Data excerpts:
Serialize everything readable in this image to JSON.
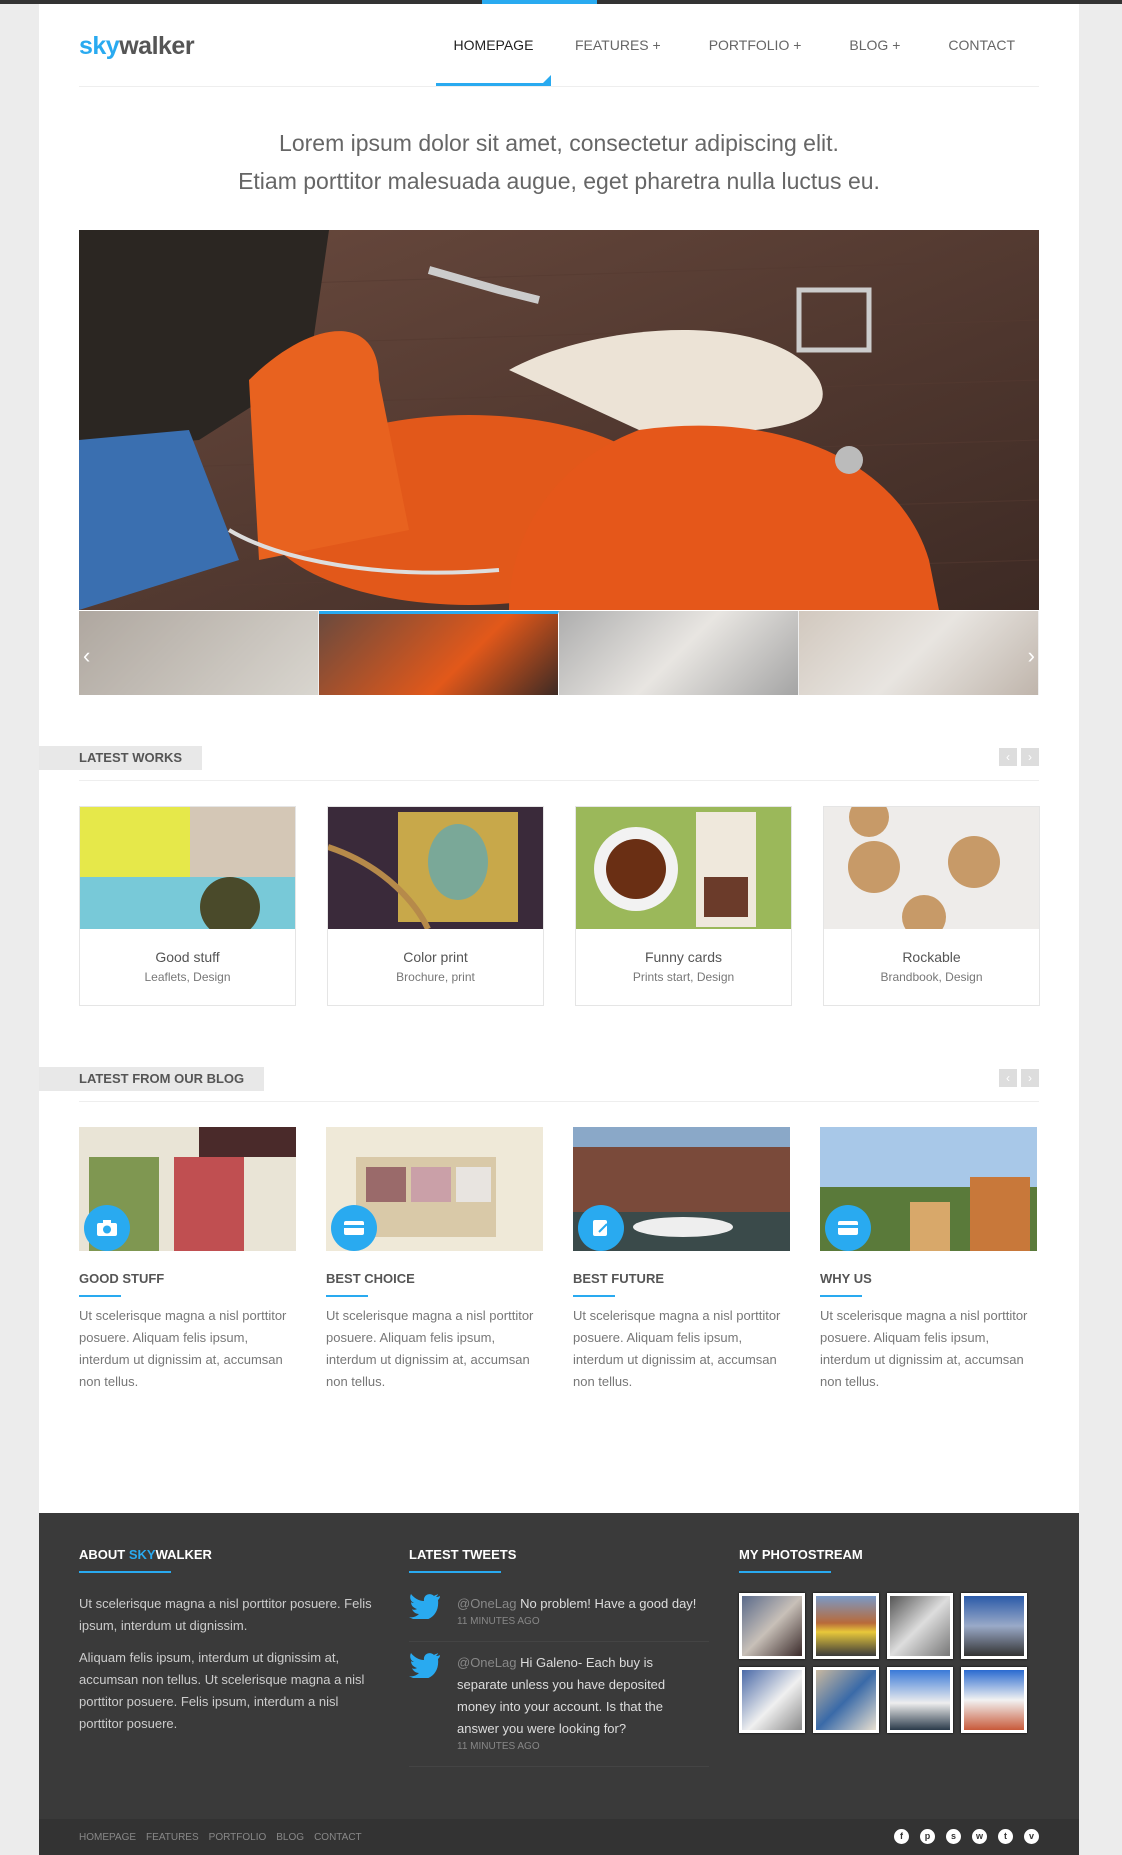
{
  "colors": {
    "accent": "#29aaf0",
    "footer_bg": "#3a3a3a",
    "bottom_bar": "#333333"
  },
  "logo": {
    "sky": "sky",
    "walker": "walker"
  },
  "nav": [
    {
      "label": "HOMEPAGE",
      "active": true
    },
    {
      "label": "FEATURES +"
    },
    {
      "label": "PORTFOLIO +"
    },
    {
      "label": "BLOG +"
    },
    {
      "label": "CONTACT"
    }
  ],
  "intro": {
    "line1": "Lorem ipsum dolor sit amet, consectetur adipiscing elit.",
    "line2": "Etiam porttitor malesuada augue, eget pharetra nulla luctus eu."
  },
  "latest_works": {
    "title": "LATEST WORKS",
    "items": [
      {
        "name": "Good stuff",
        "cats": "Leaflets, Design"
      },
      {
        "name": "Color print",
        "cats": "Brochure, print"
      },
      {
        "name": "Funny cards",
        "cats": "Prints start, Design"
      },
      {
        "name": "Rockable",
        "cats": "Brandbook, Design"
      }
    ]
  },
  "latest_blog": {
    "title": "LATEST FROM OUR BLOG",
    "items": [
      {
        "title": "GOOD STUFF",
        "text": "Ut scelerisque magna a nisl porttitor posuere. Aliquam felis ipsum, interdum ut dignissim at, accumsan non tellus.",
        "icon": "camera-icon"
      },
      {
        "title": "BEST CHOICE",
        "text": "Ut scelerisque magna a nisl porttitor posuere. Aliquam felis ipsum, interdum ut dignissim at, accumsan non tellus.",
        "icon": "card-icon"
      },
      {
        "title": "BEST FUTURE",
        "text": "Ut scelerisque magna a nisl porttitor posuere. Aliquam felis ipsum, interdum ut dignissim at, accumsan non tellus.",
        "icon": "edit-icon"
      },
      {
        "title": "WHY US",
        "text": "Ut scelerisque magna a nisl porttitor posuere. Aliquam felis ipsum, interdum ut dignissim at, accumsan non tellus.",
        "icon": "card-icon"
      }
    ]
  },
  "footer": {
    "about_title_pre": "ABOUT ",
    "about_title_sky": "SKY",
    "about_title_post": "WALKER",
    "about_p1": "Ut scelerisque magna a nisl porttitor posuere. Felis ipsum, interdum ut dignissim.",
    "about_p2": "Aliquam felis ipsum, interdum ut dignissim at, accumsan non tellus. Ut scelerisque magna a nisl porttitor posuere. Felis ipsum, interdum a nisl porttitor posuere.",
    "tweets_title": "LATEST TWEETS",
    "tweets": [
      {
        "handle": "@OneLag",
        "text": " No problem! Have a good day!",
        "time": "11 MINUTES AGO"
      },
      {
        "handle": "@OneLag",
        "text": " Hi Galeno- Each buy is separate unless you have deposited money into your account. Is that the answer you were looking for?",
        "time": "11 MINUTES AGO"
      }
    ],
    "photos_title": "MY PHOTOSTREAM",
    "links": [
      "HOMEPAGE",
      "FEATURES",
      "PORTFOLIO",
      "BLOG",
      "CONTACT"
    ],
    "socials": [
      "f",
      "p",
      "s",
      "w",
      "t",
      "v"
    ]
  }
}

* * *

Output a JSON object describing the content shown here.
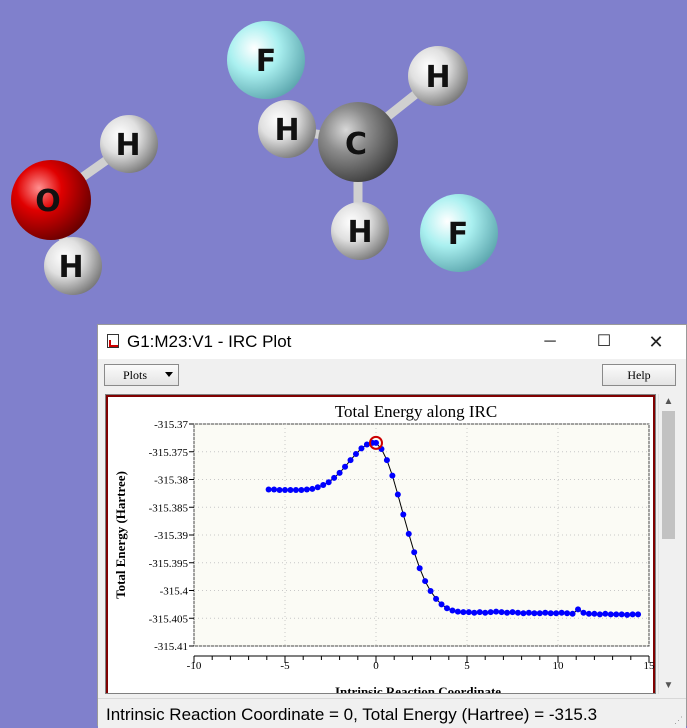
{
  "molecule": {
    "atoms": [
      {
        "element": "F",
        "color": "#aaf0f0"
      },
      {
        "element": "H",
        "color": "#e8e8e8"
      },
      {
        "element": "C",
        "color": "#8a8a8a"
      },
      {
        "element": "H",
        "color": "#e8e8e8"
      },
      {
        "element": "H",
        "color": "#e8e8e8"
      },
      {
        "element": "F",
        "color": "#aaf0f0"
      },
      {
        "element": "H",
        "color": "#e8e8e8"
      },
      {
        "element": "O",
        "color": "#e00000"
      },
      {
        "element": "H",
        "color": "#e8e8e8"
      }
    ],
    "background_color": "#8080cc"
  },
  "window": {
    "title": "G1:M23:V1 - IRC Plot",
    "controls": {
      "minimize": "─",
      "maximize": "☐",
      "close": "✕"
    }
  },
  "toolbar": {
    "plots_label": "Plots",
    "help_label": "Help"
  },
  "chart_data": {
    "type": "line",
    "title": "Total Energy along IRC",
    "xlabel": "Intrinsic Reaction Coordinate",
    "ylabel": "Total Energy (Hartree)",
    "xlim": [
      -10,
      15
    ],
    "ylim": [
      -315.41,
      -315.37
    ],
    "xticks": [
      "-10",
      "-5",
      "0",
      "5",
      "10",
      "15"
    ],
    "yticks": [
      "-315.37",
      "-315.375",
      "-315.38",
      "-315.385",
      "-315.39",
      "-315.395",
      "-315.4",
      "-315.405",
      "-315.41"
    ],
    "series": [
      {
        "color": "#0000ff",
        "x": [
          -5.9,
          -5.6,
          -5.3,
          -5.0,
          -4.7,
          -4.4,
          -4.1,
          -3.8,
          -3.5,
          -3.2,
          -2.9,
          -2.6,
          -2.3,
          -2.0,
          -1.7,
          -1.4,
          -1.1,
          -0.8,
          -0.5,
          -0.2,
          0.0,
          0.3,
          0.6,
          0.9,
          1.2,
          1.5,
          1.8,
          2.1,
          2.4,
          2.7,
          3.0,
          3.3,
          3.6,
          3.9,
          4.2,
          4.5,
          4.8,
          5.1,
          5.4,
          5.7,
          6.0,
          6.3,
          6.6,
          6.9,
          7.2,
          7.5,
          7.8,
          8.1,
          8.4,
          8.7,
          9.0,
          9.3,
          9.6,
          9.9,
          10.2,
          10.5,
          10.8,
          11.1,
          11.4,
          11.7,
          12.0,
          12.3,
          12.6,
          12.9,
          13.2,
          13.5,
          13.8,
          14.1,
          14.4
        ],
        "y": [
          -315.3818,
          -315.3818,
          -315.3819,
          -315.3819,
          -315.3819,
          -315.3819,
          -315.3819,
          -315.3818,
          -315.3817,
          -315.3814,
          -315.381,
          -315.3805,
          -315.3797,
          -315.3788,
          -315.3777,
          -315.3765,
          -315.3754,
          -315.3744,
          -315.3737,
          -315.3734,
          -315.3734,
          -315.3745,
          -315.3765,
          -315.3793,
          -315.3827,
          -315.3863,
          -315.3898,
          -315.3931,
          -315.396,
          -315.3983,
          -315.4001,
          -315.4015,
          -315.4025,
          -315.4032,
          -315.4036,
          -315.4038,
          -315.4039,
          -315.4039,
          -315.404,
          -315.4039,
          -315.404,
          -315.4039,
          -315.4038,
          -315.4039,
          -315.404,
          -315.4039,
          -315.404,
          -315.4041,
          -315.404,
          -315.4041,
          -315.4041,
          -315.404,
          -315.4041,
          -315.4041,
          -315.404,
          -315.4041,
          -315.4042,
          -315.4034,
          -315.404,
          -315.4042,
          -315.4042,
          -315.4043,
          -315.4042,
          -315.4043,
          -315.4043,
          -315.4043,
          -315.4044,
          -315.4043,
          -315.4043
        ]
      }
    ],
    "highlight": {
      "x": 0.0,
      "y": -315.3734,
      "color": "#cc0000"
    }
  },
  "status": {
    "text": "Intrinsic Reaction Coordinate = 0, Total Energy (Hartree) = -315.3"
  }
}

▶ **BRIEF**: Copy every line that contains the string "JSON".

▶ **RESPONSE TO THIS EXERCISE**:
Serialize everything readable in this image to JSON.
Output a JSON object describing the content shown here.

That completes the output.